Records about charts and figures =
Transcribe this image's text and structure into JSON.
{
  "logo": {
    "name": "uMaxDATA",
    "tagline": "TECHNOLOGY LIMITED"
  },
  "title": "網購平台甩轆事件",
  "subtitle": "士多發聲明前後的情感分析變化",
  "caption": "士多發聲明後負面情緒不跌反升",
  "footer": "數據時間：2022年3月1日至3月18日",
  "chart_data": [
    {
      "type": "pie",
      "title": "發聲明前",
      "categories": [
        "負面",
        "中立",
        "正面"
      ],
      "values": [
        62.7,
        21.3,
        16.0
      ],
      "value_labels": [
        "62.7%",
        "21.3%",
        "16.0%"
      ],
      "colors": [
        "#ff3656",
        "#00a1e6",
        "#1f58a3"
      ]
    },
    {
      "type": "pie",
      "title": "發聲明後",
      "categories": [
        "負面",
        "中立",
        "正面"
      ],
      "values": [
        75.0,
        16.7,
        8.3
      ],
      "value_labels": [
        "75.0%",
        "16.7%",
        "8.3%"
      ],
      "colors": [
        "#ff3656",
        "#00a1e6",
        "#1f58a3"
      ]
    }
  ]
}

GIVEN EXERCISE = Reproduce the material above exactly; please quote every line of it.

FINAL RESULT =
Transcribe this image's text and structure into JSON.
{
  "logo": {
    "name": "uMaxDATA",
    "tagline": "TECHNOLOGY LIMITED"
  },
  "title": "網購平台甩轆事件",
  "subtitle": "士多發聲明前後的情感分析變化",
  "caption": "士多發聲明後負面情緒不跌反升",
  "footer": "數據時間：2022年3月1日至3月18日",
  "chart_data": [
    {
      "type": "pie",
      "title": "發聲明前",
      "categories": [
        "負面",
        "中立",
        "正面"
      ],
      "values": [
        62.7,
        21.3,
        16.0
      ],
      "value_labels": [
        "62.7%",
        "21.3%",
        "16.0%"
      ],
      "colors": [
        "#ff3656",
        "#00a1e6",
        "#1f58a3"
      ]
    },
    {
      "type": "pie",
      "title": "發聲明後",
      "categories": [
        "負面",
        "中立",
        "正面"
      ],
      "values": [
        75.0,
        16.7,
        8.3
      ],
      "value_labels": [
        "75.0%",
        "16.7%",
        "8.3%"
      ],
      "colors": [
        "#ff3656",
        "#00a1e6",
        "#1f58a3"
      ]
    }
  ]
}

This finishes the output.